• [DATASET CONTENT]:
______
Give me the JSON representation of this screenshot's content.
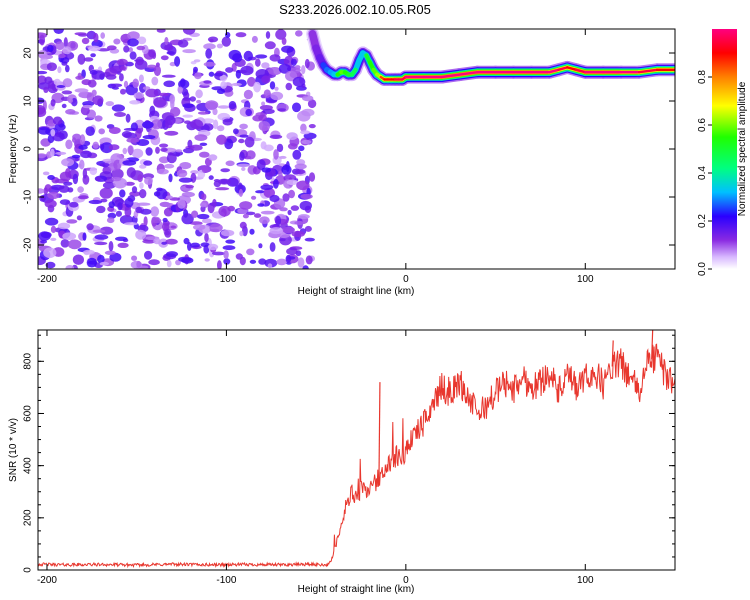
{
  "figure_title": "S233.2026.002.10.05.R05",
  "chart_data": [
    {
      "type": "heatmap",
      "xlabel": "Height of straight line (km)",
      "ylabel": "Frequency (Hz)",
      "xlim": [
        -205,
        150
      ],
      "ylim": [
        -25,
        25
      ],
      "xticks": [
        -200,
        -100,
        0,
        100
      ],
      "yticks": [
        -20,
        -10,
        0,
        10,
        20
      ],
      "noise_region_x": [
        -205,
        -52
      ],
      "noise_amplitude_range": [
        0.05,
        0.2
      ],
      "ridge": {
        "x": [
          -52,
          -50,
          -48,
          -46,
          -44,
          -42,
          -40,
          -38,
          -36,
          -34,
          -32,
          -30,
          -28,
          -26,
          -24,
          -22,
          -20,
          -18,
          -16,
          -14,
          -12,
          -10,
          -8,
          -6,
          -4,
          -2,
          0,
          10,
          20,
          30,
          40,
          50,
          60,
          70,
          80,
          85,
          90,
          95,
          100,
          110,
          120,
          130,
          140,
          150
        ],
        "frequency": [
          24,
          21,
          19,
          17.5,
          16.5,
          16,
          15.5,
          15.5,
          16,
          16,
          15.5,
          15.5,
          16.5,
          18.5,
          20,
          19.5,
          18,
          16.5,
          15.5,
          15,
          14.5,
          14.5,
          14.5,
          14.5,
          14.5,
          14.5,
          15,
          15,
          15,
          15.5,
          16,
          16,
          16,
          16,
          16,
          16.5,
          17,
          16.5,
          16,
          16,
          16,
          16,
          16.5,
          16.5
        ],
        "peak_amplitude": [
          0.3,
          0.35,
          0.4,
          0.45,
          0.5,
          0.55,
          0.6,
          0.7,
          0.75,
          0.75,
          0.7,
          0.65,
          0.6,
          0.6,
          0.6,
          0.65,
          0.7,
          0.75,
          0.8,
          0.85,
          0.9,
          0.9,
          0.9,
          0.95,
          0.95,
          0.95,
          1.0,
          1.0,
          1.0,
          1.0,
          1.0,
          1.0,
          1.0,
          1.0,
          1.0,
          0.95,
          0.9,
          0.95,
          1.0,
          1.0,
          1.0,
          0.95,
          0.9,
          0.9
        ]
      },
      "colorbar": {
        "label": "Normalized spectral amplitude",
        "range": [
          0,
          1
        ],
        "ticks": [
          "0.0",
          "0.2",
          "0.4",
          "0.6",
          "0.8"
        ],
        "tick_values": [
          0,
          0.2,
          0.4,
          0.6,
          0.8
        ]
      }
    },
    {
      "type": "line",
      "xlabel": "Height of straight line (km)",
      "ylabel": "SNR (10 * v/v)",
      "xlim": [
        -205,
        150
      ],
      "ylim": [
        0,
        920
      ],
      "xticks": [
        -200,
        -100,
        0,
        100
      ],
      "yticks": [
        0,
        200,
        400,
        600,
        800
      ],
      "series": [
        {
          "name": "SNR",
          "color": "#e8372e",
          "x": [
            -205,
            -190,
            -170,
            -150,
            -130,
            -110,
            -90,
            -70,
            -55,
            -43,
            -40,
            -37,
            -35,
            -33,
            -30,
            -27,
            -25,
            -22,
            -18,
            -15,
            -12,
            -10,
            -7,
            -5,
            -2,
            0,
            5,
            10,
            15,
            20,
            25,
            30,
            35,
            40,
            45,
            50,
            55,
            60,
            65,
            70,
            75,
            80,
            85,
            90,
            95,
            100,
            105,
            110,
            115,
            120,
            125,
            130,
            135,
            140,
            145,
            150
          ],
          "values": [
            22,
            20,
            21,
            19,
            22,
            20,
            21,
            20,
            22,
            20,
            60,
            150,
            200,
            260,
            300,
            260,
            320,
            300,
            340,
            330,
            380,
            400,
            410,
            440,
            420,
            470,
            520,
            560,
            640,
            700,
            680,
            720,
            660,
            600,
            630,
            680,
            720,
            690,
            740,
            700,
            720,
            760,
            680,
            740,
            700,
            730,
            760,
            710,
            780,
            790,
            740,
            680,
            800,
            820,
            740,
            730
          ],
          "spikes": [
            {
              "x": -15,
              "value": 720
            },
            {
              "x": 115,
              "value": 880
            },
            {
              "x": 137,
              "value": 920
            }
          ]
        }
      ]
    }
  ]
}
______
• [WORK INSTRUCTIONS]:
Write out the material above once more, exactly as it reads, with no pictures.

• [FINAL RESULT]:
Give me the JSON representation of this screenshot's content.
{
  "figure_title": "S233.2026.002.10.05.R05",
  "chart_data": [
    {
      "type": "heatmap",
      "xlabel": "Height of straight line (km)",
      "ylabel": "Frequency (Hz)",
      "xlim": [
        -205,
        150
      ],
      "ylim": [
        -25,
        25
      ],
      "xticks": [
        -200,
        -100,
        0,
        100
      ],
      "yticks": [
        -20,
        -10,
        0,
        10,
        20
      ],
      "noise_region_x": [
        -205,
        -52
      ],
      "noise_amplitude_range": [
        0.05,
        0.2
      ],
      "ridge": {
        "x": [
          -52,
          -50,
          -48,
          -46,
          -44,
          -42,
          -40,
          -38,
          -36,
          -34,
          -32,
          -30,
          -28,
          -26,
          -24,
          -22,
          -20,
          -18,
          -16,
          -14,
          -12,
          -10,
          -8,
          -6,
          -4,
          -2,
          0,
          10,
          20,
          30,
          40,
          50,
          60,
          70,
          80,
          85,
          90,
          95,
          100,
          110,
          120,
          130,
          140,
          150
        ],
        "frequency": [
          24,
          21,
          19,
          17.5,
          16.5,
          16,
          15.5,
          15.5,
          16,
          16,
          15.5,
          15.5,
          16.5,
          18.5,
          20,
          19.5,
          18,
          16.5,
          15.5,
          15,
          14.5,
          14.5,
          14.5,
          14.5,
          14.5,
          14.5,
          15,
          15,
          15,
          15.5,
          16,
          16,
          16,
          16,
          16,
          16.5,
          17,
          16.5,
          16,
          16,
          16,
          16,
          16.5,
          16.5
        ],
        "peak_amplitude": [
          0.3,
          0.35,
          0.4,
          0.45,
          0.5,
          0.55,
          0.6,
          0.7,
          0.75,
          0.75,
          0.7,
          0.65,
          0.6,
          0.6,
          0.6,
          0.65,
          0.7,
          0.75,
          0.8,
          0.85,
          0.9,
          0.9,
          0.9,
          0.95,
          0.95,
          0.95,
          1.0,
          1.0,
          1.0,
          1.0,
          1.0,
          1.0,
          1.0,
          1.0,
          1.0,
          0.95,
          0.9,
          0.95,
          1.0,
          1.0,
          1.0,
          0.95,
          0.9,
          0.9
        ]
      },
      "colorbar": {
        "label": "Normalized spectral amplitude",
        "range": [
          0,
          1
        ],
        "ticks": [
          "0.0",
          "0.2",
          "0.4",
          "0.6",
          "0.8"
        ],
        "tick_values": [
          0,
          0.2,
          0.4,
          0.6,
          0.8
        ]
      }
    },
    {
      "type": "line",
      "xlabel": "Height of straight line (km)",
      "ylabel": "SNR (10 * v/v)",
      "xlim": [
        -205,
        150
      ],
      "ylim": [
        0,
        920
      ],
      "xticks": [
        -200,
        -100,
        0,
        100
      ],
      "yticks": [
        0,
        200,
        400,
        600,
        800
      ],
      "series": [
        {
          "name": "SNR",
          "color": "#e8372e",
          "x": [
            -205,
            -190,
            -170,
            -150,
            -130,
            -110,
            -90,
            -70,
            -55,
            -43,
            -40,
            -37,
            -35,
            -33,
            -30,
            -27,
            -25,
            -22,
            -18,
            -15,
            -12,
            -10,
            -7,
            -5,
            -2,
            0,
            5,
            10,
            15,
            20,
            25,
            30,
            35,
            40,
            45,
            50,
            55,
            60,
            65,
            70,
            75,
            80,
            85,
            90,
            95,
            100,
            105,
            110,
            115,
            120,
            125,
            130,
            135,
            140,
            145,
            150
          ],
          "values": [
            22,
            20,
            21,
            19,
            22,
            20,
            21,
            20,
            22,
            20,
            60,
            150,
            200,
            260,
            300,
            260,
            320,
            300,
            340,
            330,
            380,
            400,
            410,
            440,
            420,
            470,
            520,
            560,
            640,
            700,
            680,
            720,
            660,
            600,
            630,
            680,
            720,
            690,
            740,
            700,
            720,
            760,
            680,
            740,
            700,
            730,
            760,
            710,
            780,
            790,
            740,
            680,
            800,
            820,
            740,
            730
          ],
          "spikes": [
            {
              "x": -15,
              "value": 720
            },
            {
              "x": 115,
              "value": 880
            },
            {
              "x": 137,
              "value": 920
            }
          ]
        }
      ]
    }
  ]
}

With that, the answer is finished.